(Items from a data source)
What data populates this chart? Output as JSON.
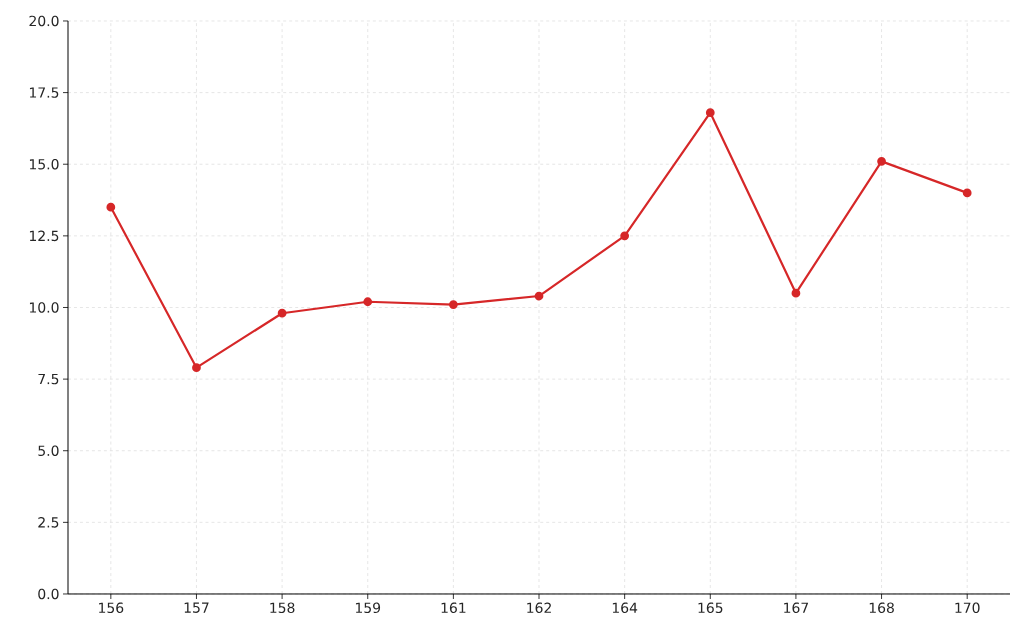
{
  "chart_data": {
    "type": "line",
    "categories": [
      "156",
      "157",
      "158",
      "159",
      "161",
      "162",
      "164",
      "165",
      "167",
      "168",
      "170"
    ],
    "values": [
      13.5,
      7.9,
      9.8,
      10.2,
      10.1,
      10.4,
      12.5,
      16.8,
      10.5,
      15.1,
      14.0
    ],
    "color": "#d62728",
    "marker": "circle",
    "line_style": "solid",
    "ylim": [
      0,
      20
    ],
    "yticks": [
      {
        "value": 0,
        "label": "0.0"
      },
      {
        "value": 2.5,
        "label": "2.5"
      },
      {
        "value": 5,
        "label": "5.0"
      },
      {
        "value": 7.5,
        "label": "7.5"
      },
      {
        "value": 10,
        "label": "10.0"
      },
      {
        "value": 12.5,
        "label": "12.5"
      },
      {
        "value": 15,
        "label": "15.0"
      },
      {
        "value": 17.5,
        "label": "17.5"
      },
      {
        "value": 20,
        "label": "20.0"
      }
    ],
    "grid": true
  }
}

THE PROBLEM –
Set down the complete material exactly, but do not include the images.

PROBLEM SOLUTION –
What data populates this chart? Output as JSON.
{
  "chart_data": {
    "type": "line",
    "categories": [
      "156",
      "157",
      "158",
      "159",
      "161",
      "162",
      "164",
      "165",
      "167",
      "168",
      "170"
    ],
    "values": [
      13.5,
      7.9,
      9.8,
      10.2,
      10.1,
      10.4,
      12.5,
      16.8,
      10.5,
      15.1,
      14.0
    ],
    "color": "#d62728",
    "marker": "circle",
    "line_style": "solid",
    "ylim": [
      0,
      20
    ],
    "yticks": [
      {
        "value": 0,
        "label": "0.0"
      },
      {
        "value": 2.5,
        "label": "2.5"
      },
      {
        "value": 5,
        "label": "5.0"
      },
      {
        "value": 7.5,
        "label": "7.5"
      },
      {
        "value": 10,
        "label": "10.0"
      },
      {
        "value": 12.5,
        "label": "12.5"
      },
      {
        "value": 15,
        "label": "15.0"
      },
      {
        "value": 17.5,
        "label": "17.5"
      },
      {
        "value": 20,
        "label": "20.0"
      }
    ],
    "grid": true
  }
}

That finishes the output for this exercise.